▶ Extrait:
---*---

Il existe des vallées reculées où la vie ne se passe pas tout à fait comme ailleurs, plus bas dans la plaine. Il y a des lieux pas comme les autres, où l’on peut se sentir tour à tour puissant, supérieur ou à l’inverse, en position d’infériorité. Plantez-vous là, au bas d’une paroi abrupte, au pied d’une falaise. Nul doute qu’un certain malaise risque d’être ressenti par le novice, l’homme (ou la femme) des plaines qui passait par là. Pour les locaux ou les initiés, les sensations de vertige, du haut de la paroi rocheuse, ou d’écrasement, une fois posté en bas, tout ça c’est pour les autres.

---*---

▶ Consigne A:
Affichez sans la moindre modification le passage de l'extrait sur les vallées reculées, en commençant par « Il existe des » et en allant jusqu'à « pour les autres. ».
▶ Consigne B:
Poursuivez le texte sur les vallées reculées et les falaises après sa dernière phrase.

▶ Partie des données:

---*---

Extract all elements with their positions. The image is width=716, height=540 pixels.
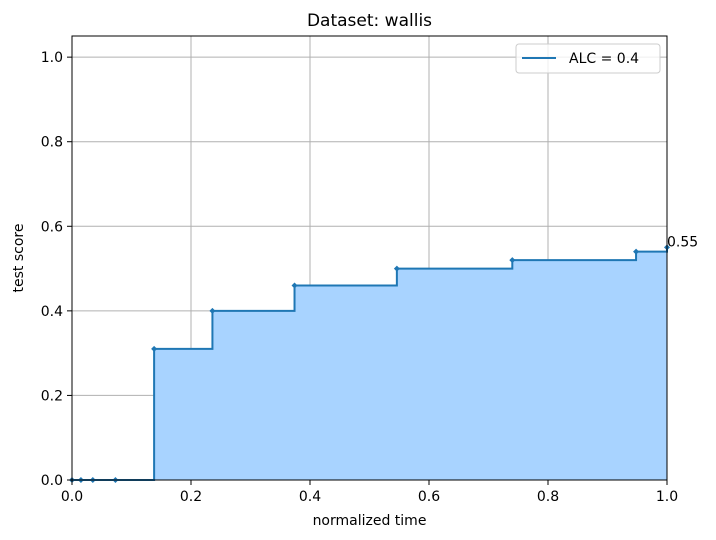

---*---

▶ Résultat A:
Il existe des vallées reculées où la vie ne se passe pas tout à fait comme ailleurs, plus bas dans la plaine. Il y a des lieux pas comme les autres, où l’on peut se sentir tour à tour puissant, supérieur ou à l’inverse, en position d’infériorité. Plantez-vous là, au bas d’une paroi abrupte, au pied d’une falaise. Nul doute qu’un certain malaise risque d’être ressenti par le novice, l’homme (ou la femme) des plaines qui passait par là. Pour les locaux ou les initiés, les sensations de vertige, du haut de la paroi rocheuse, ou d’écrasement, une fois posté en bas, tout ça c’est pour les autres.

▶ Résultat B:
Les hommes peuvent parfois être inspirés par la nature qui les environne. La verticalité est une de ces dimensions qui, en principe, ne laisse personne indifférent. La verticalité sépare, elle éloigne, mais aussi elle protège ou donne cette impression. Quant à l’horizontalité, celle des grands espaces, celle du vide devant l’horizon, elle inspire et connecte les peuples. Elle facilite tout type de commerce !
Et puis les hommes bâtissent. Et l’architecture révèle ce désir d’horizontalité ou bien, au contraire, de verticalité. Il n’y a qu’à observer les sièges sociaux, paquebots ou gratte-ciels, symboles de pouvoir et de prestige. Ou de rassemblement et de proximité. Autrefois, les tours du Moyen Âge ou les cathédrales gothiques, ont représenté autant de défis au commun des mortels. Autant de marqueurs d’un pouvoir sacré ou économique.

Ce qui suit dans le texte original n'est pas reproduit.